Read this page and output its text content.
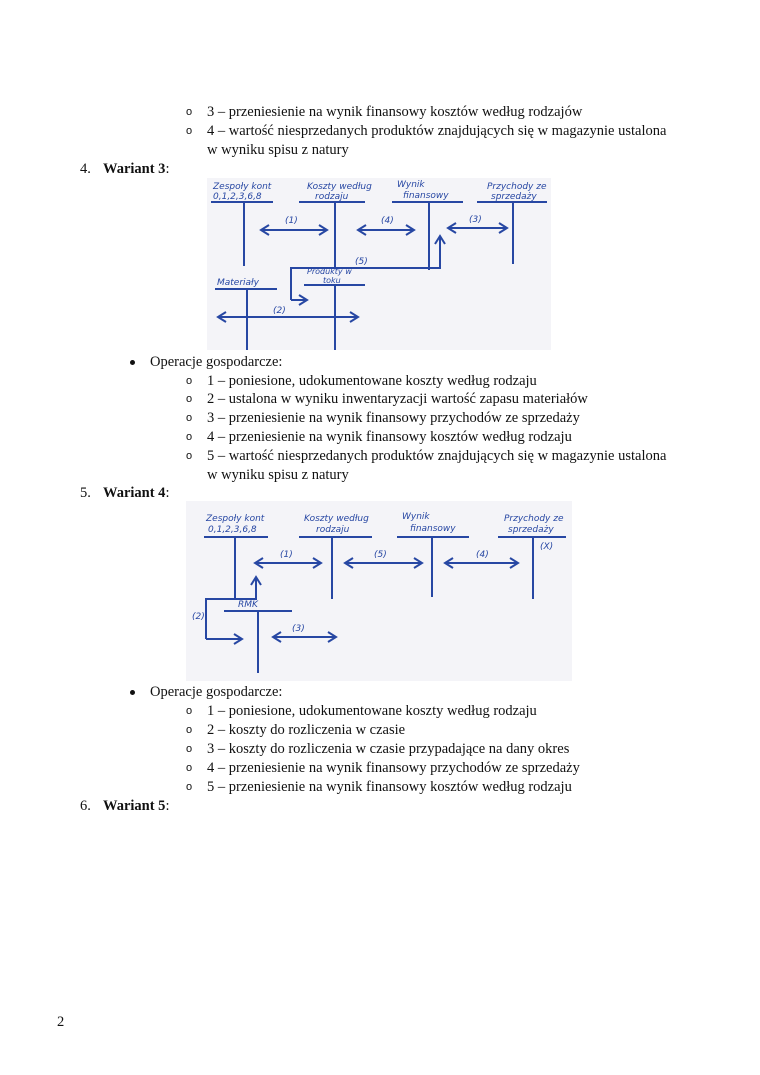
o 3 – przeniesienie na wynik finansowy kosztów według rodzajów
o 4 – wartość niesprzedanych produktów znajdujących się w magazynie ustalona
w wyniku spisu z natury
4. Wariant 3:
Zespoły kont
0,1,2,3,6,8
Koszty według
rodzaju
Wynik
finansowy
Przychody ze
sprzedaży
Materiały
Produkty w
toku
(1)	(4)	(3)
(5)
(2)
Operacje gospodarcze:
o 1 – poniesione, udokumentowane koszty według rodzaju
o 2 – ustalona w wyniku inwentaryzacji wartość zapasu materiałów
o 3 – przeniesienie na wynik finansowy przychodów ze sprzedaży
o 4 – przeniesienie na wynik finansowy kosztów według rodzaju
o 5 – wartość niesprzedanych produktów znajdujących się w magazynie ustalona
w wyniku spisu z natury
5. Wariant 4:
Zespoły kont
0,1,2,3,6,8
Koszty według
rodzaju
Wynik
finansowy
Przychody ze
sprzedaży
RMK
(1)	(5)	(4)
(X)
(2)
(3)
Operacje gospodarcze:
o 1 – poniesione, udokumentowane koszty według rodzaju
o 2 – koszty do rozliczenia w czasie
o 3 – koszty do rozliczenia w czasie przypadające na dany okres
o 4 – przeniesienie na wynik finansowy przychodów ze sprzedaży
o 5 – przeniesienie na wynik finansowy kosztów według rodzaju
6. Wariant 5:
2
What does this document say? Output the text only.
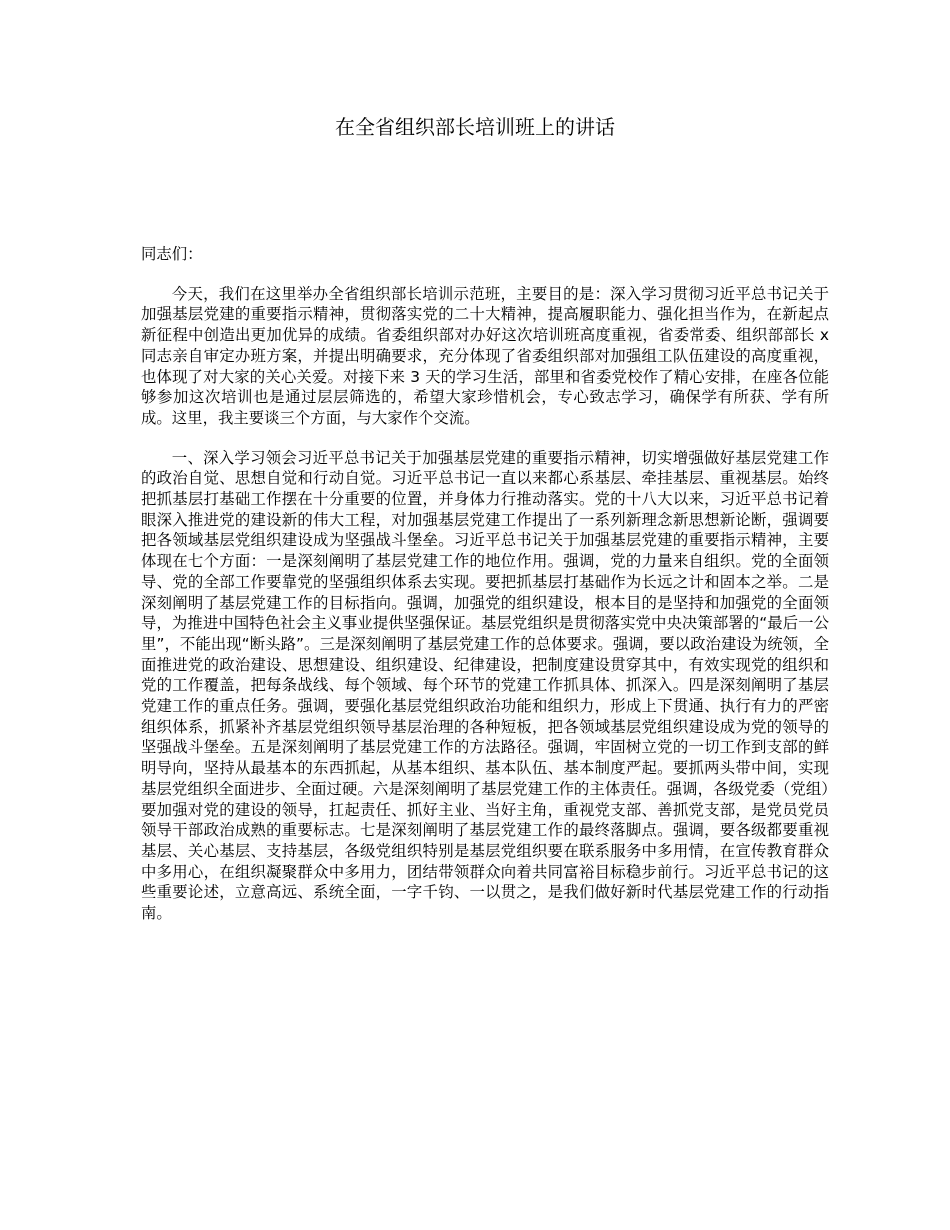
在全省组织部长培训班上的讲话

同志们：

今天，我们在这里举办全省组织部长培训示范班，主要目的是：深入学习贯彻习近平总书记关于加强基层党建的重要指示精神，贯彻落实党的二十大精神，提高履职能力、强化担当作为，在新起点新征程中创造出更加优异的成绩。省委组织部对办好这次培训班高度重视，省委常委、组织部部长 x 同志亲自审定办班方案，并提出明确要求，充分体现了省委组织部对加强组工队伍建设的高度重视，也体现了对大家的关心关爱。对接下来 3 天的学习生活，部里和省委党校作了精心安排，在座各位能够参加这次培训也是通过层层筛选的，希望大家珍惜机会，专心致志学习，确保学有所获、学有所成。这里，我主要谈三个方面，与大家作个交流。

一、深入学习领会习近平总书记关于加强基层党建的重要指示精神，切实增强做好基层党建工作的政治自觉、思想自觉和行动自觉。习近平总书记一直以来都心系基层、牵挂基层、重视基层。始终把抓基层打基础工作摆在十分重要的位置，并身体力行推动落实。党的十八大以来，习近平总书记着眼深入推进党的建设新的伟大工程，对加强基层党建工作提出了一系列新理念新思想新论断，强调要把各领域基层党组织建设成为坚强战斗堡垒。习近平总书记关于加强基层党建的重要指示精神，主要体现在七个方面：一是深刻阐明了基层党建工作的地位作用。强调，党的力量来自组织。党的全面领导、党的全部工作要靠党的坚强组织体系去实现。要把抓基层打基础作为长远之计和固本之举。二是深刻阐明了基层党建工作的目标指向。强调，加强党的组织建设，根本目的是坚持和加强党的全面领导，为推进中国特色社会主义事业提供坚强保证。基层党组织是贯彻落实党中央决策部署的“最后一公里”，不能出现“断头路”。三是深刻阐明了基层党建工作的总体要求。强调，要以政治建设为统领，全面推进党的政治建设、思想建设、组织建设、纪律建设，把制度建设贯穿其中，有效实现党的组织和党的工作覆盖，把每条战线、每个领域、每个环节的党建工作抓具体、抓深入。四是深刻阐明了基层党建工作的重点任务。强调，要强化基层党组织政治功能和组织力，形成上下贯通、执行有力的严密组织体系，抓紧补齐基层党组织领导基层治理的各种短板，把各领域基层党组织建设成为党的领导的坚强战斗堡垒。五是深刻阐明了基层党建工作的方法路径。强调，牢固树立党的一切工作到支部的鲜明导向，坚持从最基本的东西抓起，从基本组织、基本队伍、基本制度严起。要抓两头带中间，实现基层党组织全面进步、全面过硬。六是深刻阐明了基层党建工作的主体责任。强调，各级党委（党组）要加强对党的建设的领导，扛起责任、抓好主业、当好主角，重视党支部、善抓党支部，是党员党员领导干部政治成熟的重要标志。七是深刻阐明了基层党建工作的最终落脚点。强调，要各级都要重视基层、关心基层、支持基层，各级党组织特别是基层党组织要在联系服务中多用情，在宣传教育群众中多用心，在组织凝聚群众中多用力，团结带领群众向着共同富裕目标稳步前行。习近平总书记的这些重要论述，立意高远、系统全面，一字千钧、一以贯之，是我们做好新时代基层党建工作的行动指南。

____

- TASK TO COMPLETE:
Leave out the pictures, and please output only the lines from the line that contains "What does this" through the end of the data, both ends included.

- FULL RESPONSE:
What does this document say? Output the text only.
在全省组织部长培训班上的讲话

同志们：

今天，我们在这里举办全省组织部长培训示范班，主要目的是：深入学习贯彻习近平总书记关于加强基层党建的重要指示精神，贯彻落实党的二十大精神，提高履职能力、强化担当作为，在新起点新征程中创造出更加优异的成绩。省委组织部对办好这次培训班高度重视，省委常委、组织部部长 x 同志亲自审定办班方案，并提出明确要求，充分体现了省委组织部对加强组工队伍建设的高度重视，也体现了对大家的关心关爱。对接下来 3 天的学习生活，部里和省委党校作了精心安排，在座各位能够参加这次培训也是通过层层筛选的，希望大家珍惜机会，专心致志学习，确保学有所获、学有所成。这里，我主要谈三个方面，与大家作个交流。

一、深入学习领会习近平总书记关于加强基层党建的重要指示精神，切实增强做好基层党建工作的政治自觉、思想自觉和行动自觉。习近平总书记一直以来都心系基层、牵挂基层、重视基层。始终把抓基层打基础工作摆在十分重要的位置，并身体力行推动落实。党的十八大以来，习近平总书记着眼深入推进党的建设新的伟大工程，对加强基层党建工作提出了一系列新理念新思想新论断，强调要把各领域基层党组织建设成为坚强战斗堡垒。习近平总书记关于加强基层党建的重要指示精神，主要体现在七个方面：一是深刻阐明了基层党建工作的地位作用。强调，党的力量来自组织。党的全面领导、党的全部工作要靠党的坚强组织体系去实现。要把抓基层打基础作为长远之计和固本之举。二是深刻阐明了基层党建工作的目标指向。强调，加强党的组织建设，根本目的是坚持和加强党的全面领导，为推进中国特色社会主义事业提供坚强保证。基层党组织是贯彻落实党中央决策部署的“最后一公里”，不能出现“断头路”。三是深刻阐明了基层党建工作的总体要求。强调，要以政治建设为统领，全面推进党的政治建设、思想建设、组织建设、纪律建设，把制度建设贯穿其中，有效实现党的组织和党的工作覆盖，把每条战线、每个领域、每个环节的党建工作抓具体、抓深入。四是深刻阐明了基层党建工作的重点任务。强调，要强化基层党组织政治功能和组织力，形成上下贯通、执行有力的严密组织体系，抓紧补齐基层党组织领导基层治理的各种短板，把各领域基层党组织建设成为党的领导的坚强战斗堡垒。五是深刻阐明了基层党建工作的方法路径。强调，牢固树立党的一切工作到支部的鲜明导向，坚持从最基本的东西抓起，从基本组织、基本队伍、基本制度严起。要抓两头带中间，实现基层党组织全面进步、全面过硬。六是深刻阐明了基层党建工作的主体责任。强调，各级党委（党组）要加强对党的建设的领导，扛起责任、抓好主业、当好主角，重视党支部、善抓党支部，是党员党员领导干部政治成熟的重要标志。七是深刻阐明了基层党建工作的最终落脚点。强调，要各级都要重视基层、关心基层、支持基层，各级党组织特别是基层党组织要在联系服务中多用情，在宣传教育群众中多用心，在组织凝聚群众中多用力，团结带领群众向着共同富裕目标稳步前行。习近平总书记的这些重要论述，立意高远、系统全面，一字千钧、一以贯之，是我们做好新时代基层党建工作的行动指南。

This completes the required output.